- [Task details]
Show all lines holding "transverse".

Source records
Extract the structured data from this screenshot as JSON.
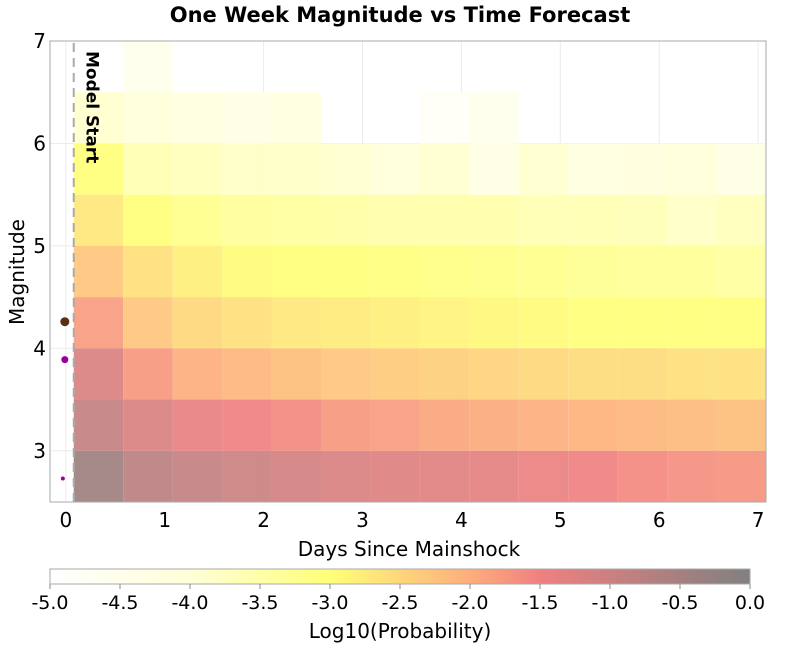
{
  "chart_data": {
    "type": "heatmap",
    "title": "One Week Magnitude vs Time Forecast",
    "xlabel": "Days Since Mainshock",
    "ylabel": "Magnitude",
    "xlim": [
      -0.16,
      7.08
    ],
    "ylim": [
      2.5,
      7
    ],
    "xticks": [
      "0",
      "1",
      "2",
      "3",
      "4",
      "5",
      "6",
      "7"
    ],
    "yticks": [
      "3",
      "4",
      "5",
      "6",
      "7"
    ],
    "grid": true,
    "x_bin_start": 0.08,
    "x_bin_width": 0.5,
    "y_bin_start": 2.5,
    "y_bin_width": 0.5,
    "rows_from_bottom": [
      [
        -0.4,
        -0.8,
        -0.9,
        -1.0,
        -1.1,
        -1.2,
        -1.25,
        -1.3,
        -1.35,
        -1.45,
        -1.5,
        -1.6,
        -1.65,
        -1.7
      ],
      [
        -0.9,
        -1.2,
        -1.4,
        -1.5,
        -1.6,
        -1.75,
        -1.8,
        -1.9,
        -1.95,
        -2.0,
        -2.05,
        -2.1,
        -2.15,
        -2.2
      ],
      [
        -1.2,
        -1.75,
        -2.0,
        -2.1,
        -2.2,
        -2.3,
        -2.35,
        -2.4,
        -2.45,
        -2.5,
        -2.55,
        -2.55,
        -2.6,
        -2.6
      ],
      [
        -1.8,
        -2.3,
        -2.5,
        -2.6,
        -2.7,
        -2.75,
        -2.8,
        -2.85,
        -2.9,
        -2.95,
        -3.0,
        -3.0,
        -3.0,
        -3.0
      ],
      [
        -2.3,
        -2.6,
        -2.8,
        -2.95,
        -3.0,
        -3.0,
        -3.05,
        -3.1,
        -3.15,
        -3.2,
        -3.25,
        -3.3,
        -3.3,
        -3.4
      ],
      [
        -2.7,
        -3.0,
        -3.2,
        -3.35,
        -3.4,
        -3.45,
        -3.5,
        -3.5,
        -3.5,
        -3.6,
        -3.6,
        -3.65,
        -3.8,
        -3.7
      ],
      [
        -3.0,
        -3.6,
        -3.7,
        -3.8,
        -3.8,
        -3.9,
        -4.0,
        -3.9,
        -4.3,
        -3.9,
        -4.2,
        -4.1,
        -4.0,
        -4.3
      ],
      [
        -3.9,
        -4.0,
        -4.2,
        -4.3,
        -4.2,
        null,
        null,
        -4.8,
        -4.5,
        null,
        null,
        null,
        null,
        null
      ],
      [
        null,
        -4.5,
        null,
        null,
        null,
        null,
        null,
        null,
        null,
        null,
        null,
        null,
        null,
        null
      ]
    ],
    "events": [
      {
        "x": -0.01,
        "y": 4.26,
        "color": "#5a3010",
        "size": "large"
      },
      {
        "x": -0.01,
        "y": 3.89,
        "color": "#990099",
        "size": "medium"
      },
      {
        "x": -0.03,
        "y": 2.73,
        "color": "#990099",
        "size": "small"
      }
    ],
    "model_start": {
      "x": 0.08,
      "label": "Model Start"
    },
    "colorbar": {
      "label": "Log10(Probability)",
      "range": [
        -5.0,
        0.0
      ],
      "ticks": [
        "-5.0",
        "-4.5",
        "-4.0",
        "-3.5",
        "-3.0",
        "-2.5",
        "-2.0",
        "-1.5",
        "-1.0",
        "-0.5",
        "0.0"
      ],
      "colormap": [
        {
          "value": -5.0,
          "color": "#ffffff"
        },
        {
          "value": -4.0,
          "color": "#ffffd8"
        },
        {
          "value": -3.0,
          "color": "#ffff78"
        },
        {
          "value": -2.0,
          "color": "#fdae7c"
        },
        {
          "value": -1.5,
          "color": "#f08080"
        },
        {
          "value": 0.0,
          "color": "#808080"
        }
      ]
    }
  }
}
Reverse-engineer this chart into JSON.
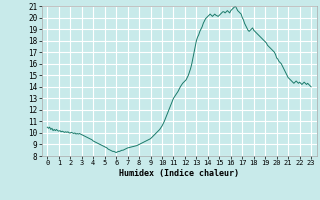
{
  "title": "",
  "xlabel": "Humidex (Indice chaleur)",
  "ylabel": "",
  "bg_color": "#c8eaea",
  "grid_color": "#ffffff",
  "line_color": "#1a7a6a",
  "ylim": [
    8,
    21
  ],
  "xlim": [
    -0.5,
    23.5
  ],
  "yticks": [
    8,
    9,
    10,
    11,
    12,
    13,
    14,
    15,
    16,
    17,
    18,
    19,
    20,
    21
  ],
  "xticks": [
    0,
    1,
    2,
    3,
    4,
    5,
    6,
    7,
    8,
    9,
    10,
    11,
    12,
    13,
    14,
    15,
    16,
    17,
    18,
    19,
    20,
    21,
    22,
    23
  ],
  "x": [
    0,
    0.1,
    0.2,
    0.3,
    0.4,
    0.5,
    0.6,
    0.7,
    0.8,
    0.9,
    1.0,
    1.1,
    1.2,
    1.3,
    1.4,
    1.5,
    1.6,
    1.7,
    1.8,
    1.9,
    2.0,
    2.1,
    2.2,
    2.3,
    2.4,
    2.5,
    2.6,
    2.7,
    2.8,
    2.9,
    3.0,
    3.1,
    3.2,
    3.3,
    3.5,
    3.7,
    3.9,
    4.0,
    4.2,
    4.4,
    4.6,
    4.8,
    5.0,
    5.1,
    5.2,
    5.3,
    5.4,
    5.5,
    5.6,
    5.7,
    5.8,
    5.9,
    6.0,
    6.1,
    6.2,
    6.3,
    6.4,
    6.5,
    6.6,
    6.7,
    6.8,
    6.9,
    7.0,
    7.2,
    7.4,
    7.6,
    7.8,
    8.0,
    8.2,
    8.4,
    8.6,
    8.8,
    9.0,
    9.2,
    9.4,
    9.6,
    9.8,
    10.0,
    10.2,
    10.4,
    10.6,
    10.8,
    11.0,
    11.2,
    11.4,
    11.6,
    11.8,
    12.0,
    12.1,
    12.2,
    12.3,
    12.4,
    12.5,
    12.6,
    12.7,
    12.8,
    12.9,
    13.0,
    13.1,
    13.2,
    13.3,
    13.4,
    13.5,
    13.6,
    13.7,
    13.8,
    13.9,
    14.0,
    14.1,
    14.2,
    14.3,
    14.4,
    14.5,
    14.6,
    14.7,
    14.8,
    14.9,
    15.0,
    15.1,
    15.2,
    15.3,
    15.4,
    15.5,
    15.6,
    15.7,
    15.8,
    15.9,
    16.0,
    16.1,
    16.2,
    16.3,
    16.4,
    16.5,
    16.6,
    16.7,
    16.8,
    16.9,
    17.0,
    17.1,
    17.2,
    17.3,
    17.4,
    17.5,
    17.6,
    17.7,
    17.8,
    17.9,
    18.0,
    18.1,
    18.2,
    18.3,
    18.4,
    18.5,
    18.6,
    18.7,
    18.8,
    18.9,
    19.0,
    19.1,
    19.2,
    19.3,
    19.4,
    19.5,
    19.6,
    19.7,
    19.8,
    19.9,
    20.0,
    20.1,
    20.2,
    20.3,
    20.4,
    20.5,
    20.6,
    20.7,
    20.8,
    20.9,
    21.0,
    21.1,
    21.2,
    21.3,
    21.4,
    21.5,
    21.6,
    21.7,
    21.8,
    21.9,
    22.0,
    22.1,
    22.2,
    22.3,
    22.4,
    22.5,
    22.6,
    22.7,
    22.8,
    22.9,
    23.0
  ],
  "y": [
    10.5,
    10.4,
    10.5,
    10.3,
    10.4,
    10.2,
    10.3,
    10.2,
    10.3,
    10.2,
    10.15,
    10.2,
    10.1,
    10.15,
    10.1,
    10.05,
    10.1,
    10.05,
    10.1,
    10.0,
    10.0,
    10.05,
    10.0,
    9.95,
    10.0,
    9.9,
    9.95,
    9.9,
    9.95,
    9.9,
    9.85,
    9.8,
    9.75,
    9.7,
    9.6,
    9.5,
    9.4,
    9.3,
    9.2,
    9.1,
    9.0,
    8.9,
    8.8,
    8.75,
    8.7,
    8.6,
    8.55,
    8.5,
    8.45,
    8.4,
    8.4,
    8.35,
    8.3,
    8.35,
    8.4,
    8.4,
    8.45,
    8.5,
    8.5,
    8.55,
    8.6,
    8.65,
    8.7,
    8.75,
    8.8,
    8.85,
    8.9,
    9.0,
    9.1,
    9.2,
    9.3,
    9.4,
    9.5,
    9.7,
    9.9,
    10.1,
    10.3,
    10.6,
    11.0,
    11.5,
    12.0,
    12.5,
    13.0,
    13.3,
    13.6,
    14.0,
    14.3,
    14.5,
    14.6,
    14.8,
    15.0,
    15.3,
    15.6,
    16.0,
    16.5,
    17.0,
    17.5,
    18.0,
    18.3,
    18.5,
    18.8,
    19.0,
    19.2,
    19.5,
    19.7,
    19.9,
    20.0,
    20.1,
    20.2,
    20.3,
    20.2,
    20.1,
    20.2,
    20.3,
    20.2,
    20.15,
    20.1,
    20.2,
    20.3,
    20.4,
    20.5,
    20.5,
    20.4,
    20.5,
    20.6,
    20.5,
    20.4,
    20.6,
    20.7,
    20.8,
    20.9,
    21.0,
    20.8,
    20.6,
    20.5,
    20.4,
    20.3,
    20.0,
    19.8,
    19.5,
    19.3,
    19.1,
    18.9,
    18.8,
    18.9,
    19.0,
    19.1,
    18.9,
    18.8,
    18.7,
    18.6,
    18.5,
    18.4,
    18.3,
    18.2,
    18.1,
    18.0,
    17.9,
    17.8,
    17.6,
    17.5,
    17.4,
    17.3,
    17.2,
    17.1,
    17.0,
    16.8,
    16.5,
    16.4,
    16.2,
    16.1,
    16.0,
    15.8,
    15.6,
    15.4,
    15.2,
    15.0,
    14.8,
    14.7,
    14.6,
    14.5,
    14.4,
    14.3,
    14.4,
    14.5,
    14.4,
    14.3,
    14.4,
    14.3,
    14.2,
    14.3,
    14.4,
    14.3,
    14.2,
    14.3,
    14.2,
    14.1,
    14.0
  ]
}
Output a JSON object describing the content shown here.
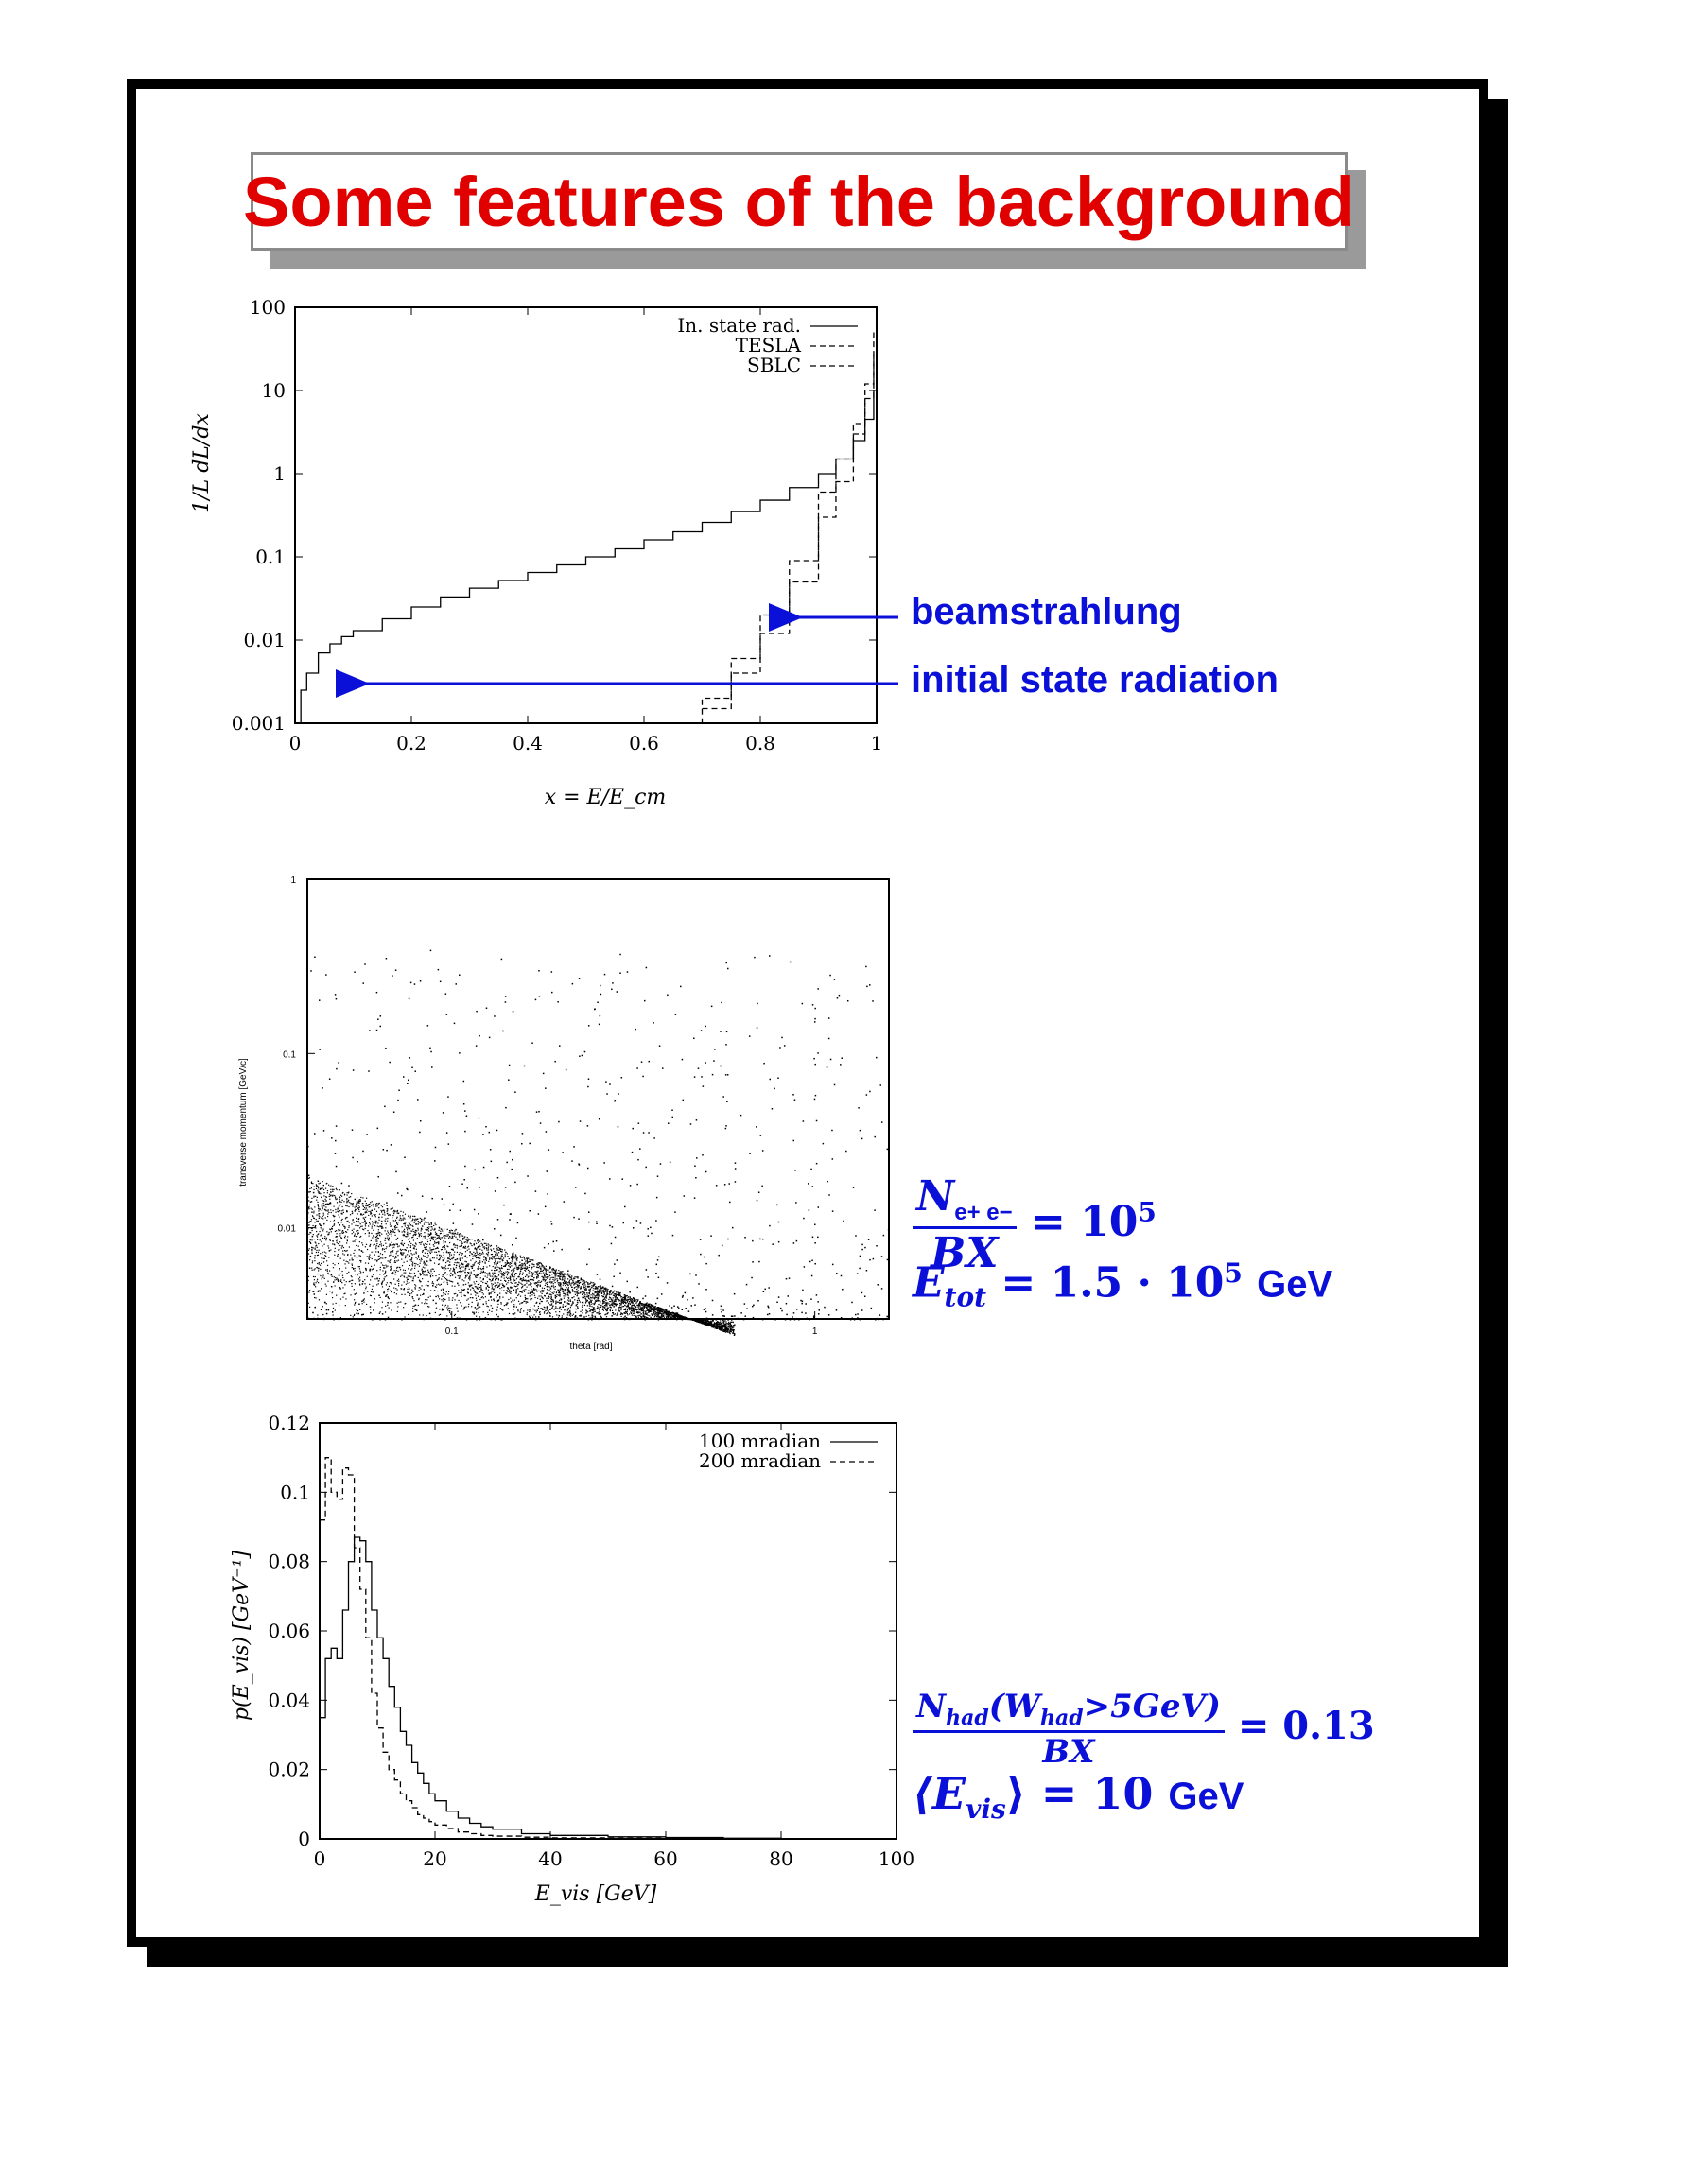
{
  "title": "Some features of the background",
  "colors": {
    "title": "#e00000",
    "annotation": "#0a10d8",
    "frame": "#000000",
    "title_shadow": "#9a9a9a"
  },
  "chart1": {
    "ylabel": "1/L dL/dx",
    "xlabel": "x = E/E_cm",
    "legend": [
      "In. state rad.",
      "TESLA",
      "SBLC"
    ],
    "annotations": [
      "beamstrahlung",
      "initial state radiation"
    ]
  },
  "chart2": {
    "ylabel": "transverse momentum [GeV/c]",
    "xlabel": "theta [rad]"
  },
  "chart3": {
    "ylabel": "p(E_vis) [GeV⁻¹]",
    "xlabel": "E_vis [GeV]",
    "legend": [
      "100 mradian",
      "200 mradian"
    ]
  },
  "formulas": {
    "pairs_num": "N",
    "pairs_num_sub": "e+ e−",
    "pairs_den": "BX",
    "pairs_rhs": "= 10",
    "pairs_exp": "5",
    "etot_lhs": "E",
    "etot_sub": "tot",
    "etot_rhs": "= 1.5 · 10",
    "etot_exp": "5",
    "etot_unit": "GeV",
    "had_num": "N",
    "had_num_sub": "had",
    "had_num_rest": "(W",
    "had_num_rest_sub": "had",
    "had_num_tail": ">5GeV)",
    "had_den": "BX",
    "had_rhs": "= 0.13",
    "evis_lhs": "⟨E",
    "evis_sub": "vis",
    "evis_rhs": "⟩ = 10",
    "evis_unit": "GeV"
  },
  "chart_data": [
    {
      "type": "line",
      "title": "",
      "xlabel": "x = E/E_cm",
      "ylabel": "1/L dL/dx",
      "yscale": "log",
      "xlim": [
        0,
        1
      ],
      "ylim": [
        0.001,
        100
      ],
      "xticks": [
        "0",
        "0.2",
        "0.4",
        "0.6",
        "0.8",
        "1"
      ],
      "yticks": [
        "0.001",
        "0.01",
        "0.1",
        "1",
        "10",
        "100"
      ],
      "legend_position": "top-right",
      "x": [
        0.002,
        0.01,
        0.02,
        0.04,
        0.06,
        0.08,
        0.1,
        0.15,
        0.2,
        0.25,
        0.3,
        0.35,
        0.4,
        0.45,
        0.5,
        0.55,
        0.6,
        0.65,
        0.7,
        0.75,
        0.8,
        0.85,
        0.9,
        0.93,
        0.96,
        0.98,
        0.995
      ],
      "series": [
        {
          "name": "In. state rad.",
          "style": "solid",
          "values": [
            0.001,
            0.0025,
            0.004,
            0.007,
            0.009,
            0.011,
            0.013,
            0.018,
            0.025,
            0.033,
            0.042,
            0.052,
            0.065,
            0.08,
            0.1,
            0.125,
            0.16,
            0.2,
            0.26,
            0.35,
            0.48,
            0.68,
            1.0,
            1.5,
            2.5,
            4.5,
            10
          ]
        },
        {
          "name": "TESLA",
          "style": "dashed",
          "values": [
            null,
            null,
            null,
            null,
            null,
            null,
            null,
            null,
            null,
            null,
            null,
            null,
            null,
            null,
            null,
            null,
            null,
            null,
            0.0015,
            0.004,
            0.012,
            0.05,
            0.3,
            0.8,
            3,
            8,
            30
          ]
        },
        {
          "name": "SBLC",
          "style": "dashed",
          "values": [
            null,
            null,
            null,
            null,
            null,
            null,
            null,
            null,
            null,
            null,
            null,
            null,
            null,
            null,
            null,
            null,
            null,
            0.001,
            0.002,
            0.006,
            0.02,
            0.09,
            0.6,
            1.5,
            4,
            12,
            50
          ]
        }
      ]
    },
    {
      "type": "scatter",
      "title": "",
      "xlabel": "theta [rad]",
      "ylabel": "transverse momentum [GeV/c]",
      "xscale": "log",
      "yscale": "log",
      "xlim": [
        0.04,
        1.6
      ],
      "ylim": [
        0.003,
        1
      ],
      "xticks": [
        "0.1",
        "1"
      ],
      "yticks": [
        "0.01",
        "0.1",
        "1"
      ],
      "note": "dense band below pT ≈ 0.02·(θ/0.04)^-0.7 boundary, sparse points above"
    },
    {
      "type": "line",
      "title": "",
      "xlabel": "E_vis [GeV]",
      "ylabel": "p(E_vis) [GeV⁻¹]",
      "xlim": [
        0,
        100
      ],
      "ylim": [
        0,
        0.12
      ],
      "xticks": [
        "0",
        "20",
        "40",
        "60",
        "80",
        "100"
      ],
      "yticks": [
        "0",
        "0.02",
        "0.04",
        "0.06",
        "0.08",
        "0.1",
        "0.12"
      ],
      "legend_position": "top-right",
      "x": [
        0,
        1,
        2,
        3,
        4,
        5,
        6,
        7,
        8,
        9,
        10,
        11,
        12,
        13,
        14,
        15,
        16,
        17,
        18,
        19,
        20,
        22,
        24,
        26,
        28,
        30,
        35,
        40,
        50,
        60,
        70,
        80,
        90,
        100
      ],
      "series": [
        {
          "name": "100 mradian",
          "style": "solid",
          "values": [
            0.035,
            0.052,
            0.055,
            0.052,
            0.066,
            0.08,
            0.087,
            0.086,
            0.08,
            0.066,
            0.058,
            0.052,
            0.044,
            0.038,
            0.031,
            0.027,
            0.022,
            0.019,
            0.016,
            0.013,
            0.011,
            0.008,
            0.006,
            0.0045,
            0.0035,
            0.0028,
            0.0015,
            0.001,
            0.0006,
            0.0004,
            0.0002,
            0.0001,
            0.0001,
            0.0
          ]
        },
        {
          "name": "200 mradian",
          "style": "dashed",
          "values": [
            0.092,
            0.11,
            0.1,
            0.098,
            0.107,
            0.105,
            0.084,
            0.072,
            0.058,
            0.042,
            0.032,
            0.025,
            0.02,
            0.017,
            0.013,
            0.011,
            0.009,
            0.007,
            0.006,
            0.005,
            0.004,
            0.003,
            0.002,
            0.0015,
            0.001,
            0.0008,
            0.0005,
            0.0003,
            0.0002,
            0.0001,
            0.0,
            0.0,
            0.0,
            0.0
          ]
        }
      ]
    }
  ]
}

- [Task output]
    "ylabel": "transverse momentum [GeV/c]",
      "ylabel": "transverse momentum [GeV/c]",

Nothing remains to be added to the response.